Records that describe figures.
-- start --

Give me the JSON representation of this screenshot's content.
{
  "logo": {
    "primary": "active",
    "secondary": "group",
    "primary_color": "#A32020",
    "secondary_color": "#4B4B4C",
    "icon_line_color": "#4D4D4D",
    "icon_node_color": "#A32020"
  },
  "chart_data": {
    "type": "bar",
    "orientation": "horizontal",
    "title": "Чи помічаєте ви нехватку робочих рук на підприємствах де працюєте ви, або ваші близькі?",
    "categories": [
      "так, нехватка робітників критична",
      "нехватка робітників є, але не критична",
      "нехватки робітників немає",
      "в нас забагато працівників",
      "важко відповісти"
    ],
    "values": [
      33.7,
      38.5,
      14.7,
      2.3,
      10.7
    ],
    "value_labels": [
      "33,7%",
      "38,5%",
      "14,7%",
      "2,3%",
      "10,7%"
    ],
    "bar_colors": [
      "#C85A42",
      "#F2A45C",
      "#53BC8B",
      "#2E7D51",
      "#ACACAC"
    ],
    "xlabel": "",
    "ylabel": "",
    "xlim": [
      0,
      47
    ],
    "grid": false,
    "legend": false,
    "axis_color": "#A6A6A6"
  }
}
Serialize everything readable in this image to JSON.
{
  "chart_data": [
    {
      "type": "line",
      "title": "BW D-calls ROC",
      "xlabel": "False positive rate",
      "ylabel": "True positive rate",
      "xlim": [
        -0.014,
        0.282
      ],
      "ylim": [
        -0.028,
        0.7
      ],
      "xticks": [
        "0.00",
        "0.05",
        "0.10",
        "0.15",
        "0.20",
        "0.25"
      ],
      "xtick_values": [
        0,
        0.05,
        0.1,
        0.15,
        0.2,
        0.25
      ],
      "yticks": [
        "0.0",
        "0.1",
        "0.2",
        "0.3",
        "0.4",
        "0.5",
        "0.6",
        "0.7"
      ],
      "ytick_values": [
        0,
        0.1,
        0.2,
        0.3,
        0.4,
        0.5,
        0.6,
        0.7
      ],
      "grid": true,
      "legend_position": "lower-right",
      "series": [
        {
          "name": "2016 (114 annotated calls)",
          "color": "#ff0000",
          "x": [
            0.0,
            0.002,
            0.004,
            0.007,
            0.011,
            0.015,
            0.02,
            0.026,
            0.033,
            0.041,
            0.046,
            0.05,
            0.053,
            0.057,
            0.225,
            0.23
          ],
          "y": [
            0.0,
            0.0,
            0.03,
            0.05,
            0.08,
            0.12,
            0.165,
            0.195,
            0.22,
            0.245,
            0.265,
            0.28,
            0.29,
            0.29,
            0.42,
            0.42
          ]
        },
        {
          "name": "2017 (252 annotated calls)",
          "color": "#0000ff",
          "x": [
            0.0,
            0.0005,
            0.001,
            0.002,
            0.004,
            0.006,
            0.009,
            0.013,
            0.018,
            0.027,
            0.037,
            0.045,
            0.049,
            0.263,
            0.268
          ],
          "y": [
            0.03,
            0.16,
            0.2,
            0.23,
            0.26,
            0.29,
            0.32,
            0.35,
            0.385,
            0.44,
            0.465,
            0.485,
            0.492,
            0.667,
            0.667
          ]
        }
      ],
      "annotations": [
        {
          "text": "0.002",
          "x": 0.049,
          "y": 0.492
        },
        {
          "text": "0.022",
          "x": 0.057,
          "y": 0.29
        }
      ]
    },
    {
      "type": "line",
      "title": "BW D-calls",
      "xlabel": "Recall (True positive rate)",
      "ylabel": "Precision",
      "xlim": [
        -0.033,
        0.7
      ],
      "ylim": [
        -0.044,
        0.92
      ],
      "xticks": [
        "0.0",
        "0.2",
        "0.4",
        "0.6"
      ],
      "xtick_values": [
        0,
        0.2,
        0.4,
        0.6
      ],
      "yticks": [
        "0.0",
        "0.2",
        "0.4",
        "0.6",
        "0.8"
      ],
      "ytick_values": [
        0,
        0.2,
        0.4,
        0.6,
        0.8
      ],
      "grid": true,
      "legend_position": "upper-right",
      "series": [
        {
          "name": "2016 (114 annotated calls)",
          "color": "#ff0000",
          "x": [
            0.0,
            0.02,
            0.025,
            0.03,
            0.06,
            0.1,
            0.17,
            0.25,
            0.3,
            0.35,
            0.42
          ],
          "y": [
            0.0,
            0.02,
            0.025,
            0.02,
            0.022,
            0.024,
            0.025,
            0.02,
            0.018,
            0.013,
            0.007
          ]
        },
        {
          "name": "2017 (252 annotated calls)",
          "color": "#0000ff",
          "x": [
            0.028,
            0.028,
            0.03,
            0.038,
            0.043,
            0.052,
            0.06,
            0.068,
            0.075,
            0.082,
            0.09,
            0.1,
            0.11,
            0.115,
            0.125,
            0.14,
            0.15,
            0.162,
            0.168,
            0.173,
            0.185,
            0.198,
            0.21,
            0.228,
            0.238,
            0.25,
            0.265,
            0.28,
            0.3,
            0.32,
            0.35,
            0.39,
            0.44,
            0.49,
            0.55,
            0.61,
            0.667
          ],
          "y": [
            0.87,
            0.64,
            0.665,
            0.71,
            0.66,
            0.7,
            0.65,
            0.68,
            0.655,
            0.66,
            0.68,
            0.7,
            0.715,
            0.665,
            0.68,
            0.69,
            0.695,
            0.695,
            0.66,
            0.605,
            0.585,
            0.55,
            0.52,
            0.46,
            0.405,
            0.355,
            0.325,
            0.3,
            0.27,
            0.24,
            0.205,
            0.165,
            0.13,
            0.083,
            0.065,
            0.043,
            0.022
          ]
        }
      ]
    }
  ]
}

-- end --

EXERCISE. Extract the complete listing verbatim.

PROBLEM SOLUTION.
Give me the JSON representation of this screenshot's content.
{
  "logo": {
    "primary": "active",
    "secondary": "group",
    "primary_color": "#A32020",
    "secondary_color": "#4B4B4C",
    "icon_line_color": "#4D4D4D",
    "icon_node_color": "#A32020"
  },
  "chart_data": {
    "type": "bar",
    "orientation": "horizontal",
    "title": "Чи помічаєте ви нехватку робочих рук на підприємствах де працюєте ви, або ваші близькі?",
    "categories": [
      "так, нехватка робітників критична",
      "нехватка робітників є, але не критична",
      "нехватки робітників немає",
      "в нас забагато працівників",
      "важко відповісти"
    ],
    "values": [
      33.7,
      38.5,
      14.7,
      2.3,
      10.7
    ],
    "value_labels": [
      "33,7%",
      "38,5%",
      "14,7%",
      "2,3%",
      "10,7%"
    ],
    "bar_colors": [
      "#C85A42",
      "#F2A45C",
      "#53BC8B",
      "#2E7D51",
      "#ACACAC"
    ],
    "xlabel": "",
    "ylabel": "",
    "xlim": [
      0,
      47
    ],
    "grid": false,
    "legend": false,
    "axis_color": "#A6A6A6"
  }
}
Serialize everything readable in this image to JSON.
{
  "chart_data": [
    {
      "type": "line",
      "title": "BW D-calls ROC",
      "xlabel": "False positive rate",
      "ylabel": "True positive rate",
      "xlim": [
        -0.014,
        0.282
      ],
      "ylim": [
        -0.028,
        0.7
      ],
      "xticks": [
        "0.00",
        "0.05",
        "0.10",
        "0.15",
        "0.20",
        "0.25"
      ],
      "xtick_values": [
        0,
        0.05,
        0.1,
        0.15,
        0.2,
        0.25
      ],
      "yticks": [
        "0.0",
        "0.1",
        "0.2",
        "0.3",
        "0.4",
        "0.5",
        "0.6",
        "0.7"
      ],
      "ytick_values": [
        0,
        0.1,
        0.2,
        0.3,
        0.4,
        0.5,
        0.6,
        0.7
      ],
      "grid": true,
      "legend_position": "lower-right",
      "series": [
        {
          "name": "2016 (114 annotated calls)",
          "color": "#ff0000",
          "x": [
            0.0,
            0.002,
            0.004,
            0.007,
            0.011,
            0.015,
            0.02,
            0.026,
            0.033,
            0.041,
            0.046,
            0.05,
            0.053,
            0.057,
            0.225,
            0.23
          ],
          "y": [
            0.0,
            0.0,
            0.03,
            0.05,
            0.08,
            0.12,
            0.165,
            0.195,
            0.22,
            0.245,
            0.265,
            0.28,
            0.29,
            0.29,
            0.42,
            0.42
          ]
        },
        {
          "name": "2017 (252 annotated calls)",
          "color": "#0000ff",
          "x": [
            0.0,
            0.0005,
            0.001,
            0.002,
            0.004,
            0.006,
            0.009,
            0.013,
            0.018,
            0.027,
            0.037,
            0.045,
            0.049,
            0.263,
            0.268
          ],
          "y": [
            0.03,
            0.16,
            0.2,
            0.23,
            0.26,
            0.29,
            0.32,
            0.35,
            0.385,
            0.44,
            0.465,
            0.485,
            0.492,
            0.667,
            0.667
          ]
        }
      ],
      "annotations": [
        {
          "text": "0.002",
          "x": 0.049,
          "y": 0.492
        },
        {
          "text": "0.022",
          "x": 0.057,
          "y": 0.29
        }
      ]
    },
    {
      "type": "line",
      "title": "BW D-calls",
      "xlabel": "Recall (True positive rate)",
      "ylabel": "Precision",
      "xlim": [
        -0.033,
        0.7
      ],
      "ylim": [
        -0.044,
        0.92
      ],
      "xticks": [
        "0.0",
        "0.2",
        "0.4",
        "0.6"
      ],
      "xtick_values": [
        0,
        0.2,
        0.4,
        0.6
      ],
      "yticks": [
        "0.0",
        "0.2",
        "0.4",
        "0.6",
        "0.8"
      ],
      "ytick_values": [
        0,
        0.2,
        0.4,
        0.6,
        0.8
      ],
      "grid": true,
      "legend_position": "upper-right",
      "series": [
        {
          "name": "2016 (114 annotated calls)",
          "color": "#ff0000",
          "x": [
            0.0,
            0.02,
            0.025,
            0.03,
            0.06,
            0.1,
            0.17,
            0.25,
            0.3,
            0.35,
            0.42
          ],
          "y": [
            0.0,
            0.02,
            0.025,
            0.02,
            0.022,
            0.024,
            0.025,
            0.02,
            0.018,
            0.013,
            0.007
          ]
        },
        {
          "name": "2017 (252 annotated calls)",
          "color": "#0000ff",
          "x": [
            0.028,
            0.028,
            0.03,
            0.038,
            0.043,
            0.052,
            0.06,
            0.068,
            0.075,
            0.082,
            0.09,
            0.1,
            0.11,
            0.115,
            0.125,
            0.14,
            0.15,
            0.162,
            0.168,
            0.173,
            0.185,
            0.198,
            0.21,
            0.228,
            0.238,
            0.25,
            0.265,
            0.28,
            0.3,
            0.32,
            0.35,
            0.39,
            0.44,
            0.49,
            0.55,
            0.61,
            0.667
          ],
          "y": [
            0.87,
            0.64,
            0.665,
            0.71,
            0.66,
            0.7,
            0.65,
            0.68,
            0.655,
            0.66,
            0.68,
            0.7,
            0.715,
            0.665,
            0.68,
            0.69,
            0.695,
            0.695,
            0.66,
            0.605,
            0.585,
            0.55,
            0.52,
            0.46,
            0.405,
            0.355,
            0.325,
            0.3,
            0.27,
            0.24,
            0.205,
            0.165,
            0.13,
            0.083,
            0.065,
            0.043,
            0.022
          ]
        }
      ]
    }
  ]
}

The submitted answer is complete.